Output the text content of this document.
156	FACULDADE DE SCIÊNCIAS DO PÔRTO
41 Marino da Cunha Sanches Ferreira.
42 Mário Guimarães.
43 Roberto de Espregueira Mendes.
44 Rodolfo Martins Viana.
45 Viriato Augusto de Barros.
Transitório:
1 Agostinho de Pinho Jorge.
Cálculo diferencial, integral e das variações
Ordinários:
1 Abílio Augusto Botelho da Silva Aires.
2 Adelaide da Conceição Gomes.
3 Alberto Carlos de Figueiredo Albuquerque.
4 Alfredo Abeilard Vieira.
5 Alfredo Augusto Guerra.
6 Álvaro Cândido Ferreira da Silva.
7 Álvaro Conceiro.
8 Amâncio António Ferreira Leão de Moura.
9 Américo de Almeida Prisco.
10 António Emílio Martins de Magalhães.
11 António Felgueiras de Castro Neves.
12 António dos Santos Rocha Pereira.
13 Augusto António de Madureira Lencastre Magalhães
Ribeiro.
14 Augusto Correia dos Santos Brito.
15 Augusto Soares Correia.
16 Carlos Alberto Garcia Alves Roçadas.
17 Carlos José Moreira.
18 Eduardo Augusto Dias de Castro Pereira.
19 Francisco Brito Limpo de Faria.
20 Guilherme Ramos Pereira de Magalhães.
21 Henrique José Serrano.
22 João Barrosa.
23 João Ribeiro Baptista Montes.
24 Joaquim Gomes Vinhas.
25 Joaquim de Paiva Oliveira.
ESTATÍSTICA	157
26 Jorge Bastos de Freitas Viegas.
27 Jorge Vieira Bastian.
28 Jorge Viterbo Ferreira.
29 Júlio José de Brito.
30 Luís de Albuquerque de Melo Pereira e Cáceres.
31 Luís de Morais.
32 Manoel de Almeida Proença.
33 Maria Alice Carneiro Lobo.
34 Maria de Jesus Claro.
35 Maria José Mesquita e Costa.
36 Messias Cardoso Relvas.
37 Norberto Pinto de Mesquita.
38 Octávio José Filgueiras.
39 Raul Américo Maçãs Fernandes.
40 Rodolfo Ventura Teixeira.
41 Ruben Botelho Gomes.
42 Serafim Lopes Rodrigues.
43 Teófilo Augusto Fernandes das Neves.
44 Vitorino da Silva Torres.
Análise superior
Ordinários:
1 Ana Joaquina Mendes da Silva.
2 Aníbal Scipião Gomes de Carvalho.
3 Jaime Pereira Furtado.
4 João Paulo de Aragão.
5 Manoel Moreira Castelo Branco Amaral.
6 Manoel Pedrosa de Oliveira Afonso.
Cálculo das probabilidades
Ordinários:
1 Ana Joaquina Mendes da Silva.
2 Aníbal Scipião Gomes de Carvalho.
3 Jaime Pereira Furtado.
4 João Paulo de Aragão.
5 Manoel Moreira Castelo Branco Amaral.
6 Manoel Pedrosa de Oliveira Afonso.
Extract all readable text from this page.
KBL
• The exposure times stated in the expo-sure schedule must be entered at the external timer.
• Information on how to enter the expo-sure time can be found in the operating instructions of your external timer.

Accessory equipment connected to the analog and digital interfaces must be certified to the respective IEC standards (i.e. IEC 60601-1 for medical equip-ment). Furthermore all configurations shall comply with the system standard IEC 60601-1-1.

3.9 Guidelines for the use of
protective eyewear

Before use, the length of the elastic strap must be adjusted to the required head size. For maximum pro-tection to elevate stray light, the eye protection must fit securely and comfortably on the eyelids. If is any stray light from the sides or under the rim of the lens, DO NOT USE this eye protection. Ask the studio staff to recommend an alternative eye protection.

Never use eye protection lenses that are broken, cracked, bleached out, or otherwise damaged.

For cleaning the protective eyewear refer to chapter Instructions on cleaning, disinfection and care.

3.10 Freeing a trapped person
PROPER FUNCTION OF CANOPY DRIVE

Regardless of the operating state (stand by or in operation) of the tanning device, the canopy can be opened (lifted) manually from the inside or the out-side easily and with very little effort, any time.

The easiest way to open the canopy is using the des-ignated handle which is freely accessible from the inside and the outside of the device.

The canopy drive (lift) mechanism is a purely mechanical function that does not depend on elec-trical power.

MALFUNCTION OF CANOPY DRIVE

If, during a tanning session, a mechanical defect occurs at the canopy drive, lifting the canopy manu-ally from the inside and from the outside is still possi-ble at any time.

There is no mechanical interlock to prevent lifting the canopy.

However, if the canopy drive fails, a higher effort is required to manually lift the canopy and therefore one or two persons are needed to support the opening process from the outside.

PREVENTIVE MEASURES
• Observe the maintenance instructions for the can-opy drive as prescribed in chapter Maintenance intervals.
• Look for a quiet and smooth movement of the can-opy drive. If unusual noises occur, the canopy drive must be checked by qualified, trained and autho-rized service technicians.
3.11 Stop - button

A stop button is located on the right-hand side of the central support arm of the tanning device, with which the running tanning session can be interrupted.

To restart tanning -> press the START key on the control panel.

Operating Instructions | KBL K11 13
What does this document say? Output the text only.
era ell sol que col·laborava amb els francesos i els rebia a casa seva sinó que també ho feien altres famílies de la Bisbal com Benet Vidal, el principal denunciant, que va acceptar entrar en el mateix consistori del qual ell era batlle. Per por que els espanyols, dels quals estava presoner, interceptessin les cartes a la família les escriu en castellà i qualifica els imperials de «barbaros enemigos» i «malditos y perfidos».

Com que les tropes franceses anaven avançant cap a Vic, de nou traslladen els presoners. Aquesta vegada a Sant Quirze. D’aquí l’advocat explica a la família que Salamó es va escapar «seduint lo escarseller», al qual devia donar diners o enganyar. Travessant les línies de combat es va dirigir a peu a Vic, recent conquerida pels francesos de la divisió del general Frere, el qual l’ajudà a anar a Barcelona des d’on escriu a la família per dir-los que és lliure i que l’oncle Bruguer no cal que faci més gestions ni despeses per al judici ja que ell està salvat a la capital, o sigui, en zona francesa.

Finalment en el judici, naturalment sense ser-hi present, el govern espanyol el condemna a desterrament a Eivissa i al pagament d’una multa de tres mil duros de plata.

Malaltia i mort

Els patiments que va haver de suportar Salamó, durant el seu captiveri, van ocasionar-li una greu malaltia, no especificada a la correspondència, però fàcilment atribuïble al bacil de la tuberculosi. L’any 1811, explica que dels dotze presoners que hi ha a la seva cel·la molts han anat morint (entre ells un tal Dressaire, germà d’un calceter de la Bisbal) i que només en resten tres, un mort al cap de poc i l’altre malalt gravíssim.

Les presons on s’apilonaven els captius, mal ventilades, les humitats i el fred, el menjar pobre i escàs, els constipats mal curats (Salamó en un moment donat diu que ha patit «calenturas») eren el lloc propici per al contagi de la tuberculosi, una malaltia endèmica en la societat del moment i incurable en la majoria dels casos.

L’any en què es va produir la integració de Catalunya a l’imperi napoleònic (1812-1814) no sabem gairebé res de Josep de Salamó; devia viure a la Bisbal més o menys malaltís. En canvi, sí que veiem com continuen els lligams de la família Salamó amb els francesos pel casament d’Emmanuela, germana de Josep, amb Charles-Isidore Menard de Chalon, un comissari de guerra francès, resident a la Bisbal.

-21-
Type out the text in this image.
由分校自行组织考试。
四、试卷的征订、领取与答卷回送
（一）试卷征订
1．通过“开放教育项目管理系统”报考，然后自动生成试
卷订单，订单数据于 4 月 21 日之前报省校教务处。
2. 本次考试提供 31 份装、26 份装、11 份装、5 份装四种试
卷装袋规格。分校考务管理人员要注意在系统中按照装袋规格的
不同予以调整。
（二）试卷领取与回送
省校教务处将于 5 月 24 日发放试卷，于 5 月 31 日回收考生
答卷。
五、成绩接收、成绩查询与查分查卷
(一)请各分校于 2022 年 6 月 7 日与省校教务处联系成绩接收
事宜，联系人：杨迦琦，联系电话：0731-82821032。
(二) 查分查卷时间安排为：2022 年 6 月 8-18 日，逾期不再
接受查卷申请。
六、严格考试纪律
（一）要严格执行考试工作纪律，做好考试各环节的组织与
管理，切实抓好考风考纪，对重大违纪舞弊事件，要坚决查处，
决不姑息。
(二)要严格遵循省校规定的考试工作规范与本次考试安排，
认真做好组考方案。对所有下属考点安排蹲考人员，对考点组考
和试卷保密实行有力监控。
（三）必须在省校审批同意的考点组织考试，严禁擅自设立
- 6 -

------------

* What is needed
Reproduce nothing but the lines from the line containing "Type out the text in this image." to the last line of the data, each exactly as written.

* Task result
Type out the text in this image.
由分校自行组织考试。
四、试卷的征订、领取与答卷回送
（一）试卷征订
1．通过“开放教育项目管理系统”报考，然后自动生成试
卷订单，订单数据于 4 月 21 日之前报省校教务处。
2. 本次考试提供 31 份装、26 份装、11 份装、5 份装四种试
卷装袋规格。分校考务管理人员要注意在系统中按照装袋规格的
不同予以调整。
（二）试卷领取与回送
省校教务处将于 5 月 24 日发放试卷，于 5 月 31 日回收考生
答卷。
五、成绩接收、成绩查询与查分查卷
(一)请各分校于 2022 年 6 月 7 日与省校教务处联系成绩接收
事宜，联系人：杨迦琦，联系电话：0731-82821032。
(二) 查分查卷时间安排为：2022 年 6 月 8-18 日，逾期不再
接受查卷申请。
六、严格考试纪律
（一）要严格执行考试工作纪律，做好考试各环节的组织与
管理，切实抓好考风考纪，对重大违纪舞弊事件，要坚决查处，
决不姑息。
(二)要严格遵循省校规定的考试工作规范与本次考试安排，
认真做好组考方案。对所有下属考点安排蹲考人员，对考点组考
和试卷保密实行有力监控。
（三）必须在省校审批同意的考点组织考试，严禁擅自设立
- 6 -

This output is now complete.